Each entry should be quoted word for word, including every mark of punctuation.

-- start Given information --

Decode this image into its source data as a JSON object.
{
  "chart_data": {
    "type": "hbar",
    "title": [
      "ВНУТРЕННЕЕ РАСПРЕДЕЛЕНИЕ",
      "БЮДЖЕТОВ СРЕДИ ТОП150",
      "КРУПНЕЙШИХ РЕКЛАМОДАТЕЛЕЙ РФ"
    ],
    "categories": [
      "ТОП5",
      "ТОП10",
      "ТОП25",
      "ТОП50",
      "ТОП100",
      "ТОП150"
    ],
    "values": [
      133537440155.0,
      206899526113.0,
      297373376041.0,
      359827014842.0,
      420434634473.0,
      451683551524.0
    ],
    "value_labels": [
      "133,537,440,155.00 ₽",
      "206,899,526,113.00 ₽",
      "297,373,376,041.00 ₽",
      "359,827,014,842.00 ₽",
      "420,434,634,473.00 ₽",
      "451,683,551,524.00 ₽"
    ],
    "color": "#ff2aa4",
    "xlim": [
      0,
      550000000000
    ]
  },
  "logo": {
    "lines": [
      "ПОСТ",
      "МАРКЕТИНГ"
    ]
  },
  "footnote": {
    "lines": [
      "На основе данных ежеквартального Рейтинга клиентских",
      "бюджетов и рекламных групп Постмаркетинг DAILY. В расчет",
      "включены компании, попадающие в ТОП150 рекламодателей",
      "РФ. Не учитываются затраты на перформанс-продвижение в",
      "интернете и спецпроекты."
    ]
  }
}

-- end Given information --

• [Result]
Decode this image into its source data as a JSON object.
{
  "chart_data": {
    "type": "hbar",
    "title": [
      "ВНУТРЕННЕЕ РАСПРЕДЕЛЕНИЕ",
      "БЮДЖЕТОВ СРЕДИ ТОП150",
      "КРУПНЕЙШИХ РЕКЛАМОДАТЕЛЕЙ РФ"
    ],
    "categories": [
      "ТОП5",
      "ТОП10",
      "ТОП25",
      "ТОП50",
      "ТОП100",
      "ТОП150"
    ],
    "values": [
      133537440155.0,
      206899526113.0,
      297373376041.0,
      359827014842.0,
      420434634473.0,
      451683551524.0
    ],
    "value_labels": [
      "133,537,440,155.00 ₽",
      "206,899,526,113.00 ₽",
      "297,373,376,041.00 ₽",
      "359,827,014,842.00 ₽",
      "420,434,634,473.00 ₽",
      "451,683,551,524.00 ₽"
    ],
    "color": "#ff2aa4",
    "xlim": [
      0,
      550000000000
    ]
  },
  "logo": {
    "lines": [
      "ПОСТ",
      "МАРКЕТИНГ"
    ]
  },
  "footnote": {
    "lines": [
      "На основе данных ежеквартального Рейтинга клиентских",
      "бюджетов и рекламных групп Постмаркетинг DAILY. В расчет",
      "включены компании, попадающие в ТОП150 рекламодателей",
      "РФ. Не учитываются затраты на перформанс-продвижение в",
      "интернете и спецпроекты."
    ]
  }
}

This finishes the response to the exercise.